The Fish in the Sky
Text from the catalogue to the exhibition The Fish in the Sky, Hallwyl Museum, Stockholm, Sweden, April – Sept.1 2024
The Fish in the Sky
Torsten Jurell meets The Hallwyl Museum
The Fish in the sky
It was in the Hallwylska Museum's collection of Chinese porcelain from the 18th century that Torsten Jurell first encountered the Qilin motif - a mythological animal from China. The sculpture was both beautiful and terrifying – composed as it is of various animals. A Qilin may have a head like a camel, a body like a deer, scales like a bream, feet like a cow... But even though it gives a scary impression, it is an auspicious creature. The meeting was the start of the artist's work with mythological stories.
The fish in the sky is not just a rendering of the artist's own version of a Qilin. In his work, Jurell reflects on the similarities and differences between Chinese mythology and our Nordic way of looking at things. He does not wish to depict the Chinese, but to incorporate it as a natural component in the work by being faithful to his experiences.
A significant part of the Hallwylska Museum's collection of Chinese porcelain is created in Jingdezhen, the city where porcelain was once invented. It is where Torsten Jurell has had a studio for many years.
Why a fish in the sky?
This is how Huang Pu Mu, Torsten's studio mate and fellow artist, describes the content of the exhibition:
Fish live in the water while birds live in the vast sky. The fish that may seem imprisoned in the water, how can it know the heaven of freedom? The fish transcends the limitations of space, the distance between countries and even the communication between people. In this context, the fish is not a fish, it is our personal, individual self. We are building a new heaven for ourselves, letting the fish have something beyond their reach, and conveying the ultimate, romantic, free spirit.
Zhuangzi and the fish in the sky
A fish several thousand kilometers long named Kun, turned into a bird and was named Peng. The transformation is central to a philosophical story by Zhuangzi (c. 369 – 286 BC), China's foremost exponent of Daoism.
The bird will then fly to the Heavenly Sea and needs six months to prepare its flight. To fly there takes half a year and in order for the wings to carry the gigantic body of the bird, the winds must be favorable. The bird must wait.

▸ **Listed entries**:
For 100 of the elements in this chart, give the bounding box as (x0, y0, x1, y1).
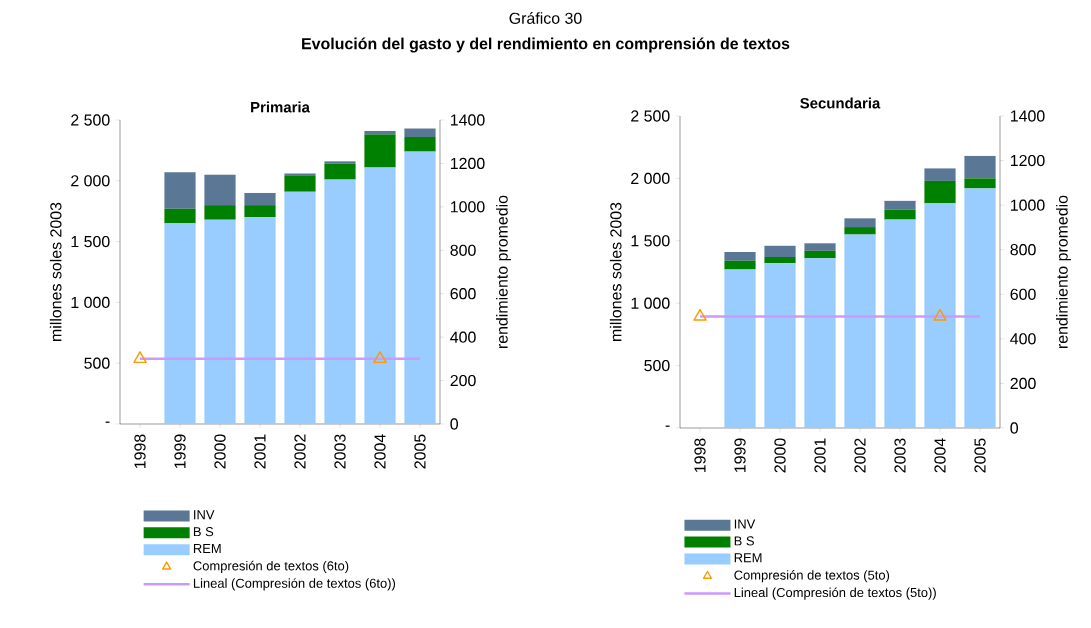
y-tick-label: 2 500 (631, 110, 670, 122)
y-tick-label: 2 000 (631, 172, 670, 185)
bar (724, 260, 756, 270)
y2-tick-label: 600 (1010, 288, 1036, 300)
bar (284, 191, 316, 424)
bar (324, 179, 356, 424)
bar (164, 172, 196, 209)
bar (964, 178, 996, 189)
bar (964, 188, 996, 428)
x-tick-label: 2004 (934, 438, 946, 473)
legend-label: Lineal (Compresión de textos (6to)) (193, 578, 396, 591)
y2-tick-label: 1200 (450, 157, 485, 170)
legend-label: INV (734, 519, 756, 529)
x-tick-label: 2005 (974, 438, 986, 473)
x-tick-label: 1998 (694, 438, 706, 473)
bar (284, 175, 316, 192)
y2-axis-title: rendimiento promedio (1056, 195, 1071, 349)
x-tick-label: 2001 (254, 434, 266, 469)
y-tick-label: 1 500 (71, 235, 110, 248)
y2-tick-label: 1200 (1010, 154, 1045, 167)
y-tick-label: 2 000 (71, 175, 110, 187)
bar (204, 174, 236, 206)
bar (364, 134, 396, 168)
y2-tick-label: 800 (450, 244, 476, 256)
x-tick-label: 1998 (134, 434, 146, 469)
y-tick-label: 2 500 (71, 114, 110, 126)
y2-tick-label: 200 (1010, 377, 1036, 390)
bar (804, 258, 836, 428)
bar (804, 243, 836, 251)
y-tick-label: 1 000 (631, 297, 670, 309)
y2-tick-label: 800 (1010, 244, 1036, 256)
legend-label: REM (193, 543, 221, 553)
bar (404, 151, 436, 424)
y2-tick-label: 200 (450, 374, 476, 387)
x-tick-label: 2000 (774, 438, 786, 473)
bar (844, 227, 876, 235)
bar (364, 130, 396, 135)
x-tick-label: 2000 (214, 434, 226, 469)
legend-label: Compresión de textos (5to) (734, 570, 890, 583)
bar (804, 250, 836, 259)
x-tick-label: 1999 (734, 438, 746, 473)
y2-axis-title: rendimiento promedio (496, 195, 511, 349)
bar (884, 219, 916, 428)
y-axis-title: millones soles 2003 (49, 202, 62, 341)
bar (924, 180, 956, 204)
y-axis-title: millones soles 2003 (609, 202, 622, 341)
y2-tick-label: 400 (1010, 333, 1036, 345)
bar (364, 167, 396, 424)
y-tick-label: 1 000 (71, 296, 110, 309)
bar (924, 203, 956, 428)
legend-label: B S (734, 536, 754, 546)
legend-label: Lineal (Compresión de textos (5to)) (734, 587, 936, 600)
y2-tick-label: 1000 (450, 201, 485, 213)
x-tick-label: 2005 (414, 434, 426, 469)
x-tick-label: 2003 (894, 438, 906, 473)
legend-label: REM (734, 553, 762, 563)
y-tick-label: 500 (84, 357, 110, 369)
x-tick-label: 2003 (334, 434, 346, 469)
bar (724, 269, 756, 428)
bar (724, 252, 756, 261)
legend-label: B S (193, 527, 214, 537)
y2-tick-label: 0 (1010, 422, 1018, 434)
bar (884, 200, 916, 210)
y-tick-label: 500 (644, 359, 670, 372)
bar (924, 168, 956, 181)
chart-title: Primaria (251, 101, 310, 113)
bar (164, 223, 196, 424)
x-tick-label: 2002 (294, 434, 306, 469)
y2-tick-label: 1400 (1010, 110, 1045, 122)
y2-tick-label: 600 (450, 288, 476, 300)
y-tick-label: 1 500 (631, 235, 670, 247)
y-tick-label: - (665, 425, 670, 427)
bar (404, 128, 436, 138)
bar (324, 161, 356, 164)
bar (764, 257, 796, 264)
bar (164, 208, 196, 224)
x-tick-label: 1999 (174, 434, 186, 469)
y2-tick-label: 1400 (450, 114, 485, 126)
bar (404, 137, 436, 152)
bar (764, 263, 796, 428)
bar (844, 234, 876, 428)
bar (884, 209, 916, 220)
bar (324, 163, 356, 180)
y2-tick-label: 400 (450, 331, 476, 343)
y-tick-label: - (105, 421, 110, 423)
x-tick-label: 2004 (374, 434, 386, 469)
bar (244, 217, 276, 424)
chart-title: Secundaria (800, 97, 881, 109)
bar (764, 245, 796, 258)
y2-tick-label: 1000 (1010, 199, 1045, 211)
bar (244, 205, 276, 218)
bar (204, 205, 236, 220)
bar (244, 192, 276, 206)
y2-tick-label: 0 (450, 418, 458, 430)
text: Evolución del gasto y del rendimiento en comprensión de textos (302, 37, 790, 53)
x-tick-label: 2001 (814, 438, 826, 473)
legend-label: INV (194, 510, 215, 520)
x-tick-label: 2002 (854, 438, 866, 473)
bar (844, 218, 876, 228)
bar (964, 155, 996, 179)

▸ **Do this**: Please copy the part of the exhibition catalogue text above from "The fish in the sky is" up to and including "to his experiences.".

▸ **Result of the task**:
The fish in the sky is not just a rendering of the artist's own version of a Qilin. In his work, Jurell reflects on the similarities and differences between Chinese mythology and our Nordic way of looking at things. He does not wish to depict the Chinese, but to incorporate it as a natural component in the work by being faithful to his experiences.